## Items
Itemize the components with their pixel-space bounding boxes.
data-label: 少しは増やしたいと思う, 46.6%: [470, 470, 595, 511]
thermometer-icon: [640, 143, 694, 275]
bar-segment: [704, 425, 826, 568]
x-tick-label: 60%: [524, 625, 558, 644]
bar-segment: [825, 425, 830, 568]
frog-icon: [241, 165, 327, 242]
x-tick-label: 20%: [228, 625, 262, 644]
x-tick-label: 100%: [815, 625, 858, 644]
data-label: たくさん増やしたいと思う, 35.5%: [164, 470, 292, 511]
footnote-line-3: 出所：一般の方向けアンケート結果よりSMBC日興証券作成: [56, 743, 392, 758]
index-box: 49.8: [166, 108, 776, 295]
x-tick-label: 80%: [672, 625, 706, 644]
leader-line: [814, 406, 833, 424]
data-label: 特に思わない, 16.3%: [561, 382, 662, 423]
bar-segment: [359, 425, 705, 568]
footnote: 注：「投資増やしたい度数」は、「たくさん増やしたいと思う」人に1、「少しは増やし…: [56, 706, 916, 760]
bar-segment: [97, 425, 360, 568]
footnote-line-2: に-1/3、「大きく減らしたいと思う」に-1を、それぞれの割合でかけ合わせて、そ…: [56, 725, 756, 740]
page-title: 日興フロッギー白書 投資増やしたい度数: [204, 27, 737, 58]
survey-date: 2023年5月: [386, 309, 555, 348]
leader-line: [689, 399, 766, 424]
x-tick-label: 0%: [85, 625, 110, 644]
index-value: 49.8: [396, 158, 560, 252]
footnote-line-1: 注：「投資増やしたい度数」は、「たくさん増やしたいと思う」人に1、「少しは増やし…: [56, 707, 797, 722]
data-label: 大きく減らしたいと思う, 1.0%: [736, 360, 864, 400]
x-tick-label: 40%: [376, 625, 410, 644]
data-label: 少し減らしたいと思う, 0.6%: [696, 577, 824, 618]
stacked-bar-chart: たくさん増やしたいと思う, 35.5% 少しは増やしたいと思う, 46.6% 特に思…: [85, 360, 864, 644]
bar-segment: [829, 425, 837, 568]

## Task statement
Copy out all of the material above, line for line, without changing anything.

## Output below
Itemize the components with their pixel-space bounding boxes.
data-label: 少しは増やしたいと思う, 46.6%: [470, 470, 595, 511]
thermometer-icon: [640, 143, 694, 275]
bar-segment: [704, 425, 826, 568]
x-tick-label: 60%: [524, 625, 558, 644]
bar-segment: [825, 425, 830, 568]
frog-icon: [241, 165, 327, 242]
x-tick-label: 20%: [228, 625, 262, 644]
x-tick-label: 100%: [815, 625, 858, 644]
data-label: たくさん増やしたいと思う, 35.5%: [164, 470, 292, 511]
footnote-line-3: 出所：一般の方向けアンケート結果よりSMBC日興証券作成: [56, 743, 392, 758]
index-box: 49.8: [166, 108, 776, 295]
x-tick-label: 80%: [672, 625, 706, 644]
leader-line: [814, 406, 833, 424]
data-label: 特に思わない, 16.3%: [561, 382, 662, 423]
bar-segment: [359, 425, 705, 568]
footnote: 注：「投資増やしたい度数」は、「たくさん増やしたいと思う」人に1、「少しは増やし…: [56, 706, 916, 760]
bar-segment: [97, 425, 360, 568]
footnote-line-2: に-1/3、「大きく減らしたいと思う」に-1を、それぞれの割合でかけ合わせて、そ…: [56, 725, 756, 740]
page-title: 日興フロッギー白書 投資増やしたい度数: [204, 27, 737, 58]
survey-date: 2023年5月: [386, 309, 555, 348]
leader-line: [689, 399, 766, 424]
x-tick-label: 0%: [85, 625, 110, 644]
index-value: 49.8: [396, 158, 560, 252]
footnote-line-1: 注：「投資増やしたい度数」は、「たくさん増やしたいと思う」人に1、「少しは増やし…: [56, 707, 797, 722]
data-label: 大きく減らしたいと思う, 1.0%: [736, 360, 864, 400]
x-tick-label: 40%: [376, 625, 410, 644]
data-label: 少し減らしたいと思う, 0.6%: [696, 577, 824, 618]
stacked-bar-chart: たくさん増やしたいと思う, 35.5% 少しは増やしたいと思う, 46.6% 特に思…: [85, 360, 864, 644]
bar-segment: [829, 425, 837, 568]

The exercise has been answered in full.